[Figure collection entries]
__________

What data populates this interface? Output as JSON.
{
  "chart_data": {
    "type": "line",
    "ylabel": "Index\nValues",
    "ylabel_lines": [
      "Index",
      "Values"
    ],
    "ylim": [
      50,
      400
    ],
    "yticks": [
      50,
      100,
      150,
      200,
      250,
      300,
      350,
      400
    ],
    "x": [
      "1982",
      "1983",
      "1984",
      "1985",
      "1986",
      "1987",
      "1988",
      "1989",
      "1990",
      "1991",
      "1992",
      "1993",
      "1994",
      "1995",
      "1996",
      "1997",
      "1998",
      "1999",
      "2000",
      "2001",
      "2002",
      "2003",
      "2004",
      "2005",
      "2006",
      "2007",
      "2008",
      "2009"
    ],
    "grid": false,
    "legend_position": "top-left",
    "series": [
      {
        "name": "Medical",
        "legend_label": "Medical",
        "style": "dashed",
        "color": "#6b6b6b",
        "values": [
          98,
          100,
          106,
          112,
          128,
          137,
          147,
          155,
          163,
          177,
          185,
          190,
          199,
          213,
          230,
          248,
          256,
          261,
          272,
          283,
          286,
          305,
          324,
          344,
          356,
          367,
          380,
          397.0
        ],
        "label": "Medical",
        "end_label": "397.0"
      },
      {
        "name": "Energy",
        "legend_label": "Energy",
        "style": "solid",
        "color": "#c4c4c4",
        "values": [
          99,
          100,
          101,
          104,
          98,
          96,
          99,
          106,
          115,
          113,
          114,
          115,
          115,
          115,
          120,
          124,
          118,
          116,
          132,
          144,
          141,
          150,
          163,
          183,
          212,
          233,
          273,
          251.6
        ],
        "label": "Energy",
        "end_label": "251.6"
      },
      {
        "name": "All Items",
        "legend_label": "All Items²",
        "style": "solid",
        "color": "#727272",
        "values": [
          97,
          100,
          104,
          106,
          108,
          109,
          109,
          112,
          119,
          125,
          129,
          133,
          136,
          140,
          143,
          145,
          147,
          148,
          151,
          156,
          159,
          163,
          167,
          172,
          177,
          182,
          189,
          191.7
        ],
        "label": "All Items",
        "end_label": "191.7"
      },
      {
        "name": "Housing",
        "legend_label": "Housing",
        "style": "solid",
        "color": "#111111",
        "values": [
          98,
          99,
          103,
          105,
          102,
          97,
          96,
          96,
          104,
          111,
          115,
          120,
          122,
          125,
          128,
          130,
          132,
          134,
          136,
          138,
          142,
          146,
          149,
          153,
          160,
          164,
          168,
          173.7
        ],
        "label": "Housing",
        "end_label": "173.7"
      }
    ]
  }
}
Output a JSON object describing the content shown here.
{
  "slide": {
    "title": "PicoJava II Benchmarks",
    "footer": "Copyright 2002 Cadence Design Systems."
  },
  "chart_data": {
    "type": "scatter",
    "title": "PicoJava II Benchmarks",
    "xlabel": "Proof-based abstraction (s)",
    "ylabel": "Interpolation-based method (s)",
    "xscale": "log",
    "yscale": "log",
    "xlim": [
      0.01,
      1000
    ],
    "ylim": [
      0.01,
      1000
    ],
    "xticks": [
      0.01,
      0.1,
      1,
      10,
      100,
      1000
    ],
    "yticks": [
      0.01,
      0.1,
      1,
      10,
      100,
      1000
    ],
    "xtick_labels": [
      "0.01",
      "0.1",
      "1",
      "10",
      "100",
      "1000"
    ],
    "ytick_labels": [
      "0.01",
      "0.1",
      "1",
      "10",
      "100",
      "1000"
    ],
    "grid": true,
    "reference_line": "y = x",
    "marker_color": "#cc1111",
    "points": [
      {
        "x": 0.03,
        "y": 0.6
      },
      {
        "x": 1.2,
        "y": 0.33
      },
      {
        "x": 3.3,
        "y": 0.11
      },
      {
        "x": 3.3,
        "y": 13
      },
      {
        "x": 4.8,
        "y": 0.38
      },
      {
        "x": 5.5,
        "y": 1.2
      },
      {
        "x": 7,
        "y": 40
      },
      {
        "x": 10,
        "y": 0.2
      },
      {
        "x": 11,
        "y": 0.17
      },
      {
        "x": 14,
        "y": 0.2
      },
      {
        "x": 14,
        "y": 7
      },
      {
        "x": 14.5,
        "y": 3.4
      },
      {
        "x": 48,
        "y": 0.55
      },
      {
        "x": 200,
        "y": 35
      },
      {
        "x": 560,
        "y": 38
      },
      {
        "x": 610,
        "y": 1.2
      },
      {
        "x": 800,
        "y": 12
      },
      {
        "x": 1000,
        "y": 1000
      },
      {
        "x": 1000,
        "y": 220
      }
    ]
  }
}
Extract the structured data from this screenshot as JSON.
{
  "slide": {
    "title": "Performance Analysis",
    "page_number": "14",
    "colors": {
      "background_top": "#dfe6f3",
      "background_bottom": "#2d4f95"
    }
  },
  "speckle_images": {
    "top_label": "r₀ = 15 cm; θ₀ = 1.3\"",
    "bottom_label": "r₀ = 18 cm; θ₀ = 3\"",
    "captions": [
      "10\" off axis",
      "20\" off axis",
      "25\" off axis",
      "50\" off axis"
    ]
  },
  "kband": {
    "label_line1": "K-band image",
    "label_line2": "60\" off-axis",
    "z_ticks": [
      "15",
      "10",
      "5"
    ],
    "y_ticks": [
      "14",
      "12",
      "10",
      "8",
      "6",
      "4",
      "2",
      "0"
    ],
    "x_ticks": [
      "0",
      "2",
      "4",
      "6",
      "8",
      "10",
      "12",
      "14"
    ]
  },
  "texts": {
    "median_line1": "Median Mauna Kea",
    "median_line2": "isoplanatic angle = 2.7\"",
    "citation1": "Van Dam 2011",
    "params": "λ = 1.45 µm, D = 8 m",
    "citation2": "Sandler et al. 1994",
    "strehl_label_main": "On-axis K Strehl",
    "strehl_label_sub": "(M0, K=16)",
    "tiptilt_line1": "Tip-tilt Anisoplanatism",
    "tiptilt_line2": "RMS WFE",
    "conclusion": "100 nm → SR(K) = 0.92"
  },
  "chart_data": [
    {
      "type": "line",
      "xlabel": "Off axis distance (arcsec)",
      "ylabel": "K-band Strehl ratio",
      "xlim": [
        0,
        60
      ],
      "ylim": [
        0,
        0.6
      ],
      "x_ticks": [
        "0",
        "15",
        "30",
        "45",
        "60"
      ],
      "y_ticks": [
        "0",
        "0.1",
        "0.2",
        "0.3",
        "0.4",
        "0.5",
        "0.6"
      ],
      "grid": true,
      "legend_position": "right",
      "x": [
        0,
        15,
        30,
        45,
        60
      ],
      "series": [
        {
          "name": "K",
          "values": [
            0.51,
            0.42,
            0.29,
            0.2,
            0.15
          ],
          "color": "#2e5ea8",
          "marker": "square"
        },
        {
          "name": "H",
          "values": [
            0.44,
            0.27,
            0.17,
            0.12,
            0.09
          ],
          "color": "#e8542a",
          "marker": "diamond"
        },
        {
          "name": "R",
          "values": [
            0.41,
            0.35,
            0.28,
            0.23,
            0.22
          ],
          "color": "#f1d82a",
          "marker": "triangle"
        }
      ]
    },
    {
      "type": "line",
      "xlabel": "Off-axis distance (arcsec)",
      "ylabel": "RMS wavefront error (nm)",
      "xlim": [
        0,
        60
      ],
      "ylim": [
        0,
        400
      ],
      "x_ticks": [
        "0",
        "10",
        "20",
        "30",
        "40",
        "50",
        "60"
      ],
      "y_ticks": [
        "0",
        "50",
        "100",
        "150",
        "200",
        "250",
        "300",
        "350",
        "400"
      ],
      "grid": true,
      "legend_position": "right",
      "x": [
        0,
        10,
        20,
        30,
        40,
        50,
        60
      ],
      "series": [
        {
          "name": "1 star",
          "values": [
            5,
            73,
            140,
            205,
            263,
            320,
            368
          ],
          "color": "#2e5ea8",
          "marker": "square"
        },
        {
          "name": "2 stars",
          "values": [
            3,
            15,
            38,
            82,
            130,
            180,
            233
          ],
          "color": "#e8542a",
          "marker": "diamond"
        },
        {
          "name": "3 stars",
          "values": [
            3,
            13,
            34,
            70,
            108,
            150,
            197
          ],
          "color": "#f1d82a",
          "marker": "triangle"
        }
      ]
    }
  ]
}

__________

● Job
Select every line in the material above where the string "Medical" occurs, and copy it.

● Output below
        "name": "Medical",
        "legend_label": "Medical",
        "label": "Medical",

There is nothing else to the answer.